- _EXTRACT PROVIDED_

"""

# Setup

## Import packages for later use

`csv` is the built-in Python library for interacting with .csv files.

`os` and `shutil` are for interacting with the operating system and files

In [None]:
import csv
import os
import shutil

# Prepare paths to datasets
pokemon_csv_path = 'pokemon_data.csv'
mtg_csv_path = 'mtg_data.csv'

# Examples

## Reading .csv files

### Counting rows

First let's do something simple: Count the lines in a .csv file

At the very least, we'll have to open the file

In [None]:
pokemon_file = open(pokemon_csv_path, encoding='utf-8')

The built-in way to read .csv files is using the `csv.reader()` function

In [None]:
csv_reader = csv.reader(pokemon_file)

Now we can use `csv_reader` as an iterable, and use it to count the lines in the file.

Each iteration will return one line of the .csv, which will then have an array of the comma-separated values

In [None]:
# Comment out the line below to continue iterating through the csv
# You'll keep seeing this throughout the example, it resets the file position
pokemon_file.seek(0)

# next(iterable) will return the next iteration of the iterable, or raising StopIteration
# Internally, it calls the __next__() method
first_line = next(csv_reader)
print(first_line)

In [None]:
pokemon_file.seek(0)
line_count = 0
for line in csv_reader:
    line_count += 1
    
line_count

We can also use a trick with `sum()` to count up the number of lines

In [None]:
pokemon_file.seek(0)
line_count_with_sum = sum(1 for i in csv_reader)
line_count_with_sum

Finally, we should close the file handler to release the system resources.  
(Note: You will have to rerun the code block with `open(pokemon_csv_path, ...)` to use the above code examples again.

In [None]:
pokemon_file.close()

To generalize this and be able to count lines for any .csv file, we can throw this logic into a function.

We also don't want to forget using `.close()`, so we could use a context manager to open the file instead.

In [None]:
def count_csv_rows(path_to_csv):
    with open(path_to_csv, encoding='utf8') as f:
        r = csv.reader(f)
        return sum(1 for i in r)

In [None]:
print(f'Number of rows: {count_csv_rows(pokemon_csv_path)}')

### Finding data in a .csv

Say we want to find all the Pokemon that weigh more than 900kg.

We really want:
* A list
* of Pokemon names (a single Pokemon is 1 row, name is a single column in that row)
* that have >900 weight (weight is just another column in the row)

In [None]:
with open(pokemon_csv_path, encoding='utf-8') as f:
    r = csv.reader(f)
    
    # Find the index of the column's we're interested in
    header_line = next(r)
    name_index = header_line.index('name')
    weight_index = header_line.index('weight')

"""

- _JOB_
Retype everything in the CSV walkthrough above from "line_count_with_sum = sum(1" down to "code examples again.", with no changes.

- _MATERIAL SHOWN_
"""

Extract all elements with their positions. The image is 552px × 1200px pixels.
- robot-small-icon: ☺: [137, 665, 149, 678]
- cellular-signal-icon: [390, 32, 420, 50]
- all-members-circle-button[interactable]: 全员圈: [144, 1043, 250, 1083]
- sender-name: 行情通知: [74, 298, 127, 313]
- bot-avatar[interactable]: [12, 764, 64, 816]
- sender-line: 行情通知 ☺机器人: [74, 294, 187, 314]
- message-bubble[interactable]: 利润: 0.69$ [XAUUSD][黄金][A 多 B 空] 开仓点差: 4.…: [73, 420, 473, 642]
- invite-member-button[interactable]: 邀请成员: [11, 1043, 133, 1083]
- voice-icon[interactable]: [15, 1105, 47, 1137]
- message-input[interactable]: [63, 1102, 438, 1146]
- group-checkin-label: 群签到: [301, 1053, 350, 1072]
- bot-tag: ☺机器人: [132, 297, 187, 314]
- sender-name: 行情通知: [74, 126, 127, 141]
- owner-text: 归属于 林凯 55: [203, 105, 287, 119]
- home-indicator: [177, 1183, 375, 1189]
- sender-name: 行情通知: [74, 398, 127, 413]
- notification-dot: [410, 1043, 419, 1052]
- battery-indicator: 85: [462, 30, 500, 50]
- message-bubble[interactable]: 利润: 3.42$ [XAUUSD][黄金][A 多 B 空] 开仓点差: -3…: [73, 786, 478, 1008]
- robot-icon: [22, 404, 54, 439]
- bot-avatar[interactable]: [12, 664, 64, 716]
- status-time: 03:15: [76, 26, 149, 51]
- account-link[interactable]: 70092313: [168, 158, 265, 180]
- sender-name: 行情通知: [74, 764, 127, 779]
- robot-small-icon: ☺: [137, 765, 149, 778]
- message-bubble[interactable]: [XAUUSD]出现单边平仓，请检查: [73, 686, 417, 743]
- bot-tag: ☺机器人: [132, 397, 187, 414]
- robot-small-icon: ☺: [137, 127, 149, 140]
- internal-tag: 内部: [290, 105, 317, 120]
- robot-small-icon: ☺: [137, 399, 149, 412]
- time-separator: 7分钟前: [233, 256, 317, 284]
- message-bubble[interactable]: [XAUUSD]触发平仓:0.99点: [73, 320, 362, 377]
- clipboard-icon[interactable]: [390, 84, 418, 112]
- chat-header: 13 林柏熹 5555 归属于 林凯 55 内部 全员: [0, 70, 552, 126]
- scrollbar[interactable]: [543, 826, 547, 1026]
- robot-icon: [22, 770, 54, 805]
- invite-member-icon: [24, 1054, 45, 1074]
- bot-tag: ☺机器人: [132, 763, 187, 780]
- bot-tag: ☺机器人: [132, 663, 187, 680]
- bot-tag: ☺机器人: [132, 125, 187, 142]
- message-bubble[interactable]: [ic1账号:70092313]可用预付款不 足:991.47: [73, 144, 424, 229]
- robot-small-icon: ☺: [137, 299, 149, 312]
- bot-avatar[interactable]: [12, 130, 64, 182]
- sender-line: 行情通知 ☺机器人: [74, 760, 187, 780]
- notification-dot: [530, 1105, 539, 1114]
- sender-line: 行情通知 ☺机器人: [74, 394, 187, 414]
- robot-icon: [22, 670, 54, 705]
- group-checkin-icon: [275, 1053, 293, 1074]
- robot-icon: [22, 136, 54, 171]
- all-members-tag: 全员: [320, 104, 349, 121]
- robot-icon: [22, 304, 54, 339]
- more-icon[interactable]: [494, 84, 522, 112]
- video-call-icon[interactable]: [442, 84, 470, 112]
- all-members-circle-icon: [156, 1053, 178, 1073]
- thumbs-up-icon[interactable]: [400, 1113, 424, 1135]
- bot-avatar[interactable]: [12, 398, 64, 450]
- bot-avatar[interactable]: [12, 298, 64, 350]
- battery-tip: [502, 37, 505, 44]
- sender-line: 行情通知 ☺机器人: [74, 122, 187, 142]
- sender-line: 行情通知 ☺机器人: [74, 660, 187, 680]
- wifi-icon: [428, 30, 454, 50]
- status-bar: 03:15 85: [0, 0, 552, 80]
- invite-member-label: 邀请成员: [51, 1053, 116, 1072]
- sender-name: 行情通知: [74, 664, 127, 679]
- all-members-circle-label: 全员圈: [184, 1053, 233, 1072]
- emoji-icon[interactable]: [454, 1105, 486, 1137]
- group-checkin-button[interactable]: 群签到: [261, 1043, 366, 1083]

"""
"""

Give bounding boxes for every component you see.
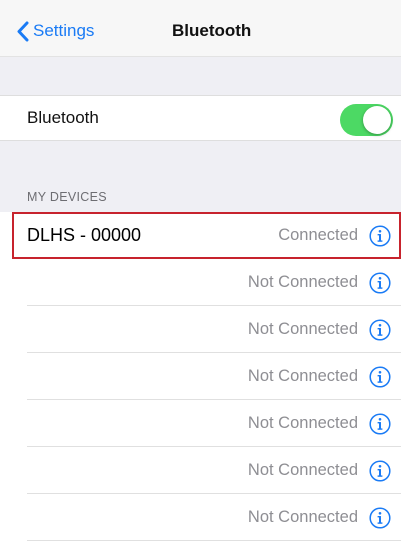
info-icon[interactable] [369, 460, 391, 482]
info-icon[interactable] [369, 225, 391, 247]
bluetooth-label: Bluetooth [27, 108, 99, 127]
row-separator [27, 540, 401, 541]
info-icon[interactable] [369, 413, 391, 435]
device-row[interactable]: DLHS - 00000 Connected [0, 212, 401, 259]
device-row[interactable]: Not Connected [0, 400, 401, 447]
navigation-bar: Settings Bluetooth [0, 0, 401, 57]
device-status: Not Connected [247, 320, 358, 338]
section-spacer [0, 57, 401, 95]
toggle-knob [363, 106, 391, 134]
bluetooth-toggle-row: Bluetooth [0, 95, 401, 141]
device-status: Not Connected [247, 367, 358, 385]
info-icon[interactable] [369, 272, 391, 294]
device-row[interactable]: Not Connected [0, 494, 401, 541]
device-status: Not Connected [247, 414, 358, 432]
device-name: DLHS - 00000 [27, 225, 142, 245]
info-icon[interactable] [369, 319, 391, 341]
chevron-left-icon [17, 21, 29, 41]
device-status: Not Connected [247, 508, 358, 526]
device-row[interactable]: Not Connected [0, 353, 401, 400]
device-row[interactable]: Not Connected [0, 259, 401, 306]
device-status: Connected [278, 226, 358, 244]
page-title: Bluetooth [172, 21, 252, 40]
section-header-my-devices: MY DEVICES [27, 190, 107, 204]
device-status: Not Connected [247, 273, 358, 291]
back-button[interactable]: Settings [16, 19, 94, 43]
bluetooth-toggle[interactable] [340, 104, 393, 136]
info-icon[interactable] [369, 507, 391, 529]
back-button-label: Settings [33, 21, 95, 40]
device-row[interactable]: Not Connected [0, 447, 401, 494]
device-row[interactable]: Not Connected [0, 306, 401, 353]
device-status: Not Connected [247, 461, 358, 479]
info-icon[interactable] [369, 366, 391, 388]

"""
"""

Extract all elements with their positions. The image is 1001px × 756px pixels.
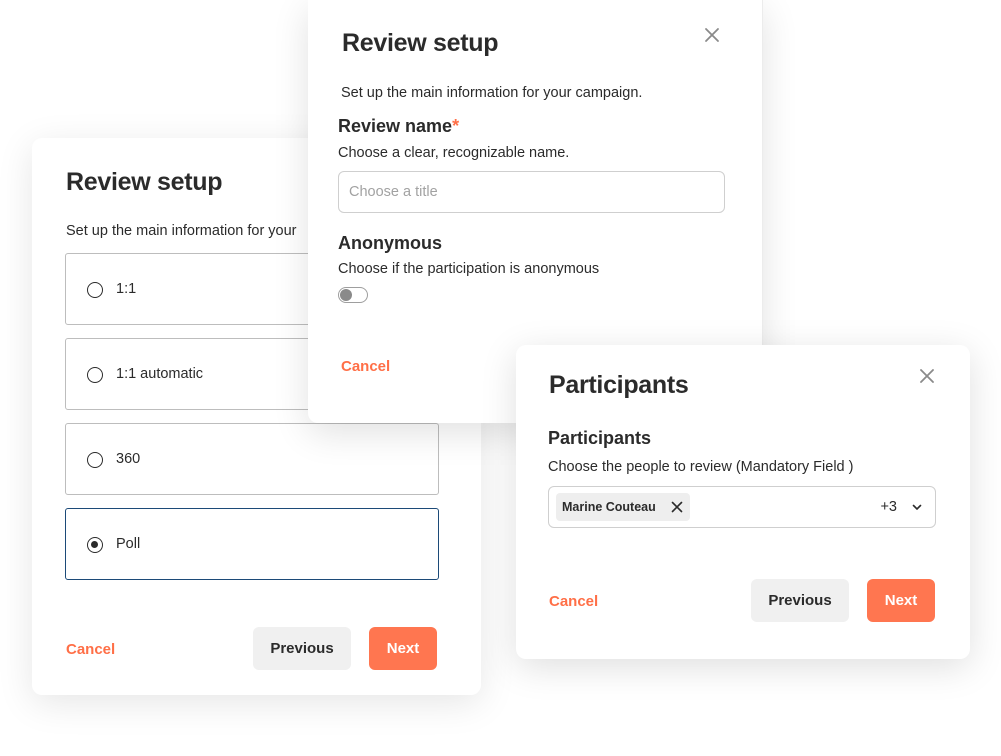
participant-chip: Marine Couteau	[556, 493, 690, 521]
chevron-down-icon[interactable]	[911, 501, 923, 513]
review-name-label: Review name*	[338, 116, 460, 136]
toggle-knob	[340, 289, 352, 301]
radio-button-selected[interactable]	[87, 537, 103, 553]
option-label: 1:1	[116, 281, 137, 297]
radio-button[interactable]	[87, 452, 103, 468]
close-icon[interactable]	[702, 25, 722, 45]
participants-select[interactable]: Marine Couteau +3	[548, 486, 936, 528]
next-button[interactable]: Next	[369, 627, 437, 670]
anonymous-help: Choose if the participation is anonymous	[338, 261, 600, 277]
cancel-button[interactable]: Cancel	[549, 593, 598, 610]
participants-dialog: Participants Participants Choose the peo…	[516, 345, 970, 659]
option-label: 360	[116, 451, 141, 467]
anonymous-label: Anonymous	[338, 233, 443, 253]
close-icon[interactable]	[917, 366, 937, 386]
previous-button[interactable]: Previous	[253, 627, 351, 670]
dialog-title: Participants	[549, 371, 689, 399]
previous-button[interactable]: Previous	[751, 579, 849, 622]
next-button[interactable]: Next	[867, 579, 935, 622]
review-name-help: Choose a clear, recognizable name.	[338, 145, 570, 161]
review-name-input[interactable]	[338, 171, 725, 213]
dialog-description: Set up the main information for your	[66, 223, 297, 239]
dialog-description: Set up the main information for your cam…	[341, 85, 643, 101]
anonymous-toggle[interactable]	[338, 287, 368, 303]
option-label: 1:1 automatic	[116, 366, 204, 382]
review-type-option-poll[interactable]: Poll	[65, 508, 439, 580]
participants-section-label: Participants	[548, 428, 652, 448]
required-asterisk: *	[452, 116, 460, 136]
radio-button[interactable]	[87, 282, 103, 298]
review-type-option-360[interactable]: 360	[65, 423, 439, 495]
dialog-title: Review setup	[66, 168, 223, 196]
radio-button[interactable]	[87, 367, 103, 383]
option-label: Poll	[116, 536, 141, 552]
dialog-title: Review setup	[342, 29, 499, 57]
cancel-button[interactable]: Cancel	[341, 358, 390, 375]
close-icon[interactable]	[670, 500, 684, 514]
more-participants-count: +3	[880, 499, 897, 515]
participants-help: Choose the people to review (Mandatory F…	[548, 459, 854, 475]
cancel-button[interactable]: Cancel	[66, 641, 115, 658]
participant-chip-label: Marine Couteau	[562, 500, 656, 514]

"""

- _WRITTEN REPLY_
line_count_with_sum = sum(1 for i in csv_reader)
line_count_with_sum

Finally, we should close the file handler to release the system resources.  
(Note: You will have to rerun the code block with `open(pokemon_csv_path, ...)` to use the above code examples again.